■ What the exercise asks ■
The entries below are to be written out again without alteration.

■ Entries provided ■
- - - - -

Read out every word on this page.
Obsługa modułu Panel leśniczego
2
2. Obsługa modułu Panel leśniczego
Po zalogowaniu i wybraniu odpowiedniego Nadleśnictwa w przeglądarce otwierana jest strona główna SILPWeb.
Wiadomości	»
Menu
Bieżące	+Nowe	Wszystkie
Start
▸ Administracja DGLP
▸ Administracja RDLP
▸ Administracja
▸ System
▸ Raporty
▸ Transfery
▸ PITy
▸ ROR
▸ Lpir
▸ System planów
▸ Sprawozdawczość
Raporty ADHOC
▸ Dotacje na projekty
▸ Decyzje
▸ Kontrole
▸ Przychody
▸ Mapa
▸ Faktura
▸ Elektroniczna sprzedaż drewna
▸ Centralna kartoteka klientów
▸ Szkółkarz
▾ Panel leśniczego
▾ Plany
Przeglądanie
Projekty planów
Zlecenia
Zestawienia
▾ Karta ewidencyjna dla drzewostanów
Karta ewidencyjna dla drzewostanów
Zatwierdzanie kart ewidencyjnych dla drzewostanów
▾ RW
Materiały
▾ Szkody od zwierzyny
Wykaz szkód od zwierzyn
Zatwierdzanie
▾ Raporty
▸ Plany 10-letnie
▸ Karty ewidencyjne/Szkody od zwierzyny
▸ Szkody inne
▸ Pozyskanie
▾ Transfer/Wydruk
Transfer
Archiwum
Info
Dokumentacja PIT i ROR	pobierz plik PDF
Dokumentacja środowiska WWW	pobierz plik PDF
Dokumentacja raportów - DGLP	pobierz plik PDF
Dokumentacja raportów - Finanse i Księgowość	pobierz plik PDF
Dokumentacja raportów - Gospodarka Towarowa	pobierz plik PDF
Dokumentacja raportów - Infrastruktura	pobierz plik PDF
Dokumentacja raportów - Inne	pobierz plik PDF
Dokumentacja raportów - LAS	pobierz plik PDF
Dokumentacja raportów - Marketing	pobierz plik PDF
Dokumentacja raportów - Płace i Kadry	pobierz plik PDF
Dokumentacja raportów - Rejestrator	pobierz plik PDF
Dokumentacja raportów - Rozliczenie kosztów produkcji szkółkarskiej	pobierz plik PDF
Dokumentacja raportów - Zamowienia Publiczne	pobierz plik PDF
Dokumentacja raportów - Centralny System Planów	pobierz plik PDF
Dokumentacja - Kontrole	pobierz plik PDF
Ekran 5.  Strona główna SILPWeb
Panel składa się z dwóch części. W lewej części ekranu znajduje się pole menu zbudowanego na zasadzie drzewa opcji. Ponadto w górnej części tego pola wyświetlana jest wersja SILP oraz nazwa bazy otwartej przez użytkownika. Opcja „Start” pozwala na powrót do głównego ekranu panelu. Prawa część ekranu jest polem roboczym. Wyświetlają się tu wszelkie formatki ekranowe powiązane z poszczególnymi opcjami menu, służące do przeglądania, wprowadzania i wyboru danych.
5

- - - - -

■ Written solution ■
Read out every word on this page.
Obsługa modułu Panel leśniczego
2
2. Obsługa modułu Panel leśniczego
Po zalogowaniu i wybraniu odpowiedniego Nadleśnictwa w przeglądarce otwierana jest strona główna SILPWeb.
Wiadomości	»
Menu
Bieżące	+Nowe	Wszystkie
Start
▸ Administracja DGLP
▸ Administracja RDLP
▸ Administracja
▸ System
▸ Raporty
▸ Transfery
▸ PITy
▸ ROR
▸ Lpir
▸ System planów
▸ Sprawozdawczość
Raporty ADHOC
▸ Dotacje na projekty
▸ Decyzje
▸ Kontrole
▸ Przychody
▸ Mapa
▸ Faktura
▸ Elektroniczna sprzedaż drewna
▸ Centralna kartoteka klientów
▸ Szkółkarz
▾ Panel leśniczego
▾ Plany
Przeglądanie
Projekty planów
Zlecenia
Zestawienia
▾ Karta ewidencyjna dla drzewostanów
Karta ewidencyjna dla drzewostanów
Zatwierdzanie kart ewidencyjnych dla drzewostanów
▾ RW
Materiały
▾ Szkody od zwierzyny
Wykaz szkód od zwierzyn
Zatwierdzanie
▾ Raporty
▸ Plany 10-letnie
▸ Karty ewidencyjne/Szkody od zwierzyny
▸ Szkody inne
▸ Pozyskanie
▾ Transfer/Wydruk
Transfer
Archiwum
Info
Dokumentacja PIT i ROR	pobierz plik PDF
Dokumentacja środowiska WWW	pobierz plik PDF
Dokumentacja raportów - DGLP	pobierz plik PDF
Dokumentacja raportów - Finanse i Księgowość	pobierz plik PDF
Dokumentacja raportów - Gospodarka Towarowa	pobierz plik PDF
Dokumentacja raportów - Infrastruktura	pobierz plik PDF
Dokumentacja raportów - Inne	pobierz plik PDF
Dokumentacja raportów - LAS	pobierz plik PDF
Dokumentacja raportów - Marketing	pobierz plik PDF
Dokumentacja raportów - Płace i Kadry	pobierz plik PDF
Dokumentacja raportów - Rejestrator	pobierz plik PDF
Dokumentacja raportów - Rozliczenie kosztów produkcji szkółkarskiej	pobierz plik PDF
Dokumentacja raportów - Zamowienia Publiczne	pobierz plik PDF
Dokumentacja raportów - Centralny System Planów	pobierz plik PDF
Dokumentacja - Kontrole	pobierz plik PDF
Ekran 5.  Strona główna SILPWeb
Panel składa się z dwóch części. W lewej części ekranu znajduje się pole menu zbudowanego na zasadzie drzewa opcji. Ponadto w górnej części tego pola wyświetlana jest wersja SILP oraz nazwa bazy otwartej przez użytkownika. Opcja „Start” pozwala na powrót do głównego ekranu panelu. Prawa część ekranu jest polem roboczym. Wyświetlają się tu wszelkie formatki ekranowe powiązane z poszczególnymi opcjami menu, służące do przeglądania, wprowadzania i wyboru danych.
5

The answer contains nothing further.